Exercise requirements:
Review the listing and copy each line that holds the word "there".

#### Data provided

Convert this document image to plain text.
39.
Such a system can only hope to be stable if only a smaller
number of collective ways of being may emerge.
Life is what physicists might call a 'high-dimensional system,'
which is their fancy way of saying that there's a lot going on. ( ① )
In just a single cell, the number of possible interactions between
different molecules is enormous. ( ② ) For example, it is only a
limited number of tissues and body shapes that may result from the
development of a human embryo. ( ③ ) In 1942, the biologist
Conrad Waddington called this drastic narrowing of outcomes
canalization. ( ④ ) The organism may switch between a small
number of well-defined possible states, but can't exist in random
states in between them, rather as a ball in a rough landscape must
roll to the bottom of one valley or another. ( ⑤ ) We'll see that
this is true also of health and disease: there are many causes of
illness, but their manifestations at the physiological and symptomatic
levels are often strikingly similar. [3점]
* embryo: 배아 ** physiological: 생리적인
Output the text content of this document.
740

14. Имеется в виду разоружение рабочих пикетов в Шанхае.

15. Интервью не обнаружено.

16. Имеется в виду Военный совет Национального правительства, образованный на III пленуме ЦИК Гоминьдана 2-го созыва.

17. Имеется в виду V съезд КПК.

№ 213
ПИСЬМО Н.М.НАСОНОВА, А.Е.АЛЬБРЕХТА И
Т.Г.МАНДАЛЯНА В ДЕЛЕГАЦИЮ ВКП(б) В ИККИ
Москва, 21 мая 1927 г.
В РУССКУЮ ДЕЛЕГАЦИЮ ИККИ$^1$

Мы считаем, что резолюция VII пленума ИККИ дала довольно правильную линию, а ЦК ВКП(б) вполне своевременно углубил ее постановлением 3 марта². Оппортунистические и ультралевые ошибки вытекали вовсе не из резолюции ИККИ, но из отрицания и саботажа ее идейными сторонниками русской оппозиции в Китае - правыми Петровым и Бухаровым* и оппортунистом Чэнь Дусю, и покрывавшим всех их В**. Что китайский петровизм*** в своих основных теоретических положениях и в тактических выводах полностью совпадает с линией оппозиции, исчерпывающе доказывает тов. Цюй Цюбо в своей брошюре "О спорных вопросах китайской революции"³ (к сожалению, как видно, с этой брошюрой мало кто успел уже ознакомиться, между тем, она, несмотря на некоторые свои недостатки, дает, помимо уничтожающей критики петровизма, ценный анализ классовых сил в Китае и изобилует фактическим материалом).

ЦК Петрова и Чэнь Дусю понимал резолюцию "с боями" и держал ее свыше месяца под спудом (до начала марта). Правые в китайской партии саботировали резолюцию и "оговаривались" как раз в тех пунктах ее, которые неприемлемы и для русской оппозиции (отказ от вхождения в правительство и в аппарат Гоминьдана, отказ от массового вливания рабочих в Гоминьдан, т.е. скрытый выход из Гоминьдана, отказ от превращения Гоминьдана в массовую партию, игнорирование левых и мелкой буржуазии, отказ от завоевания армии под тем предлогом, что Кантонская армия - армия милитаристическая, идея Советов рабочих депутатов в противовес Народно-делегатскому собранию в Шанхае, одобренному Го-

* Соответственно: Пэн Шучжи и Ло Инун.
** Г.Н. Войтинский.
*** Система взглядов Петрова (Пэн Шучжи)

########

Completed exercise:
which is their fancy way of saying that there's a lot going on. ( ① )
this is true also of health and disease: there are many causes of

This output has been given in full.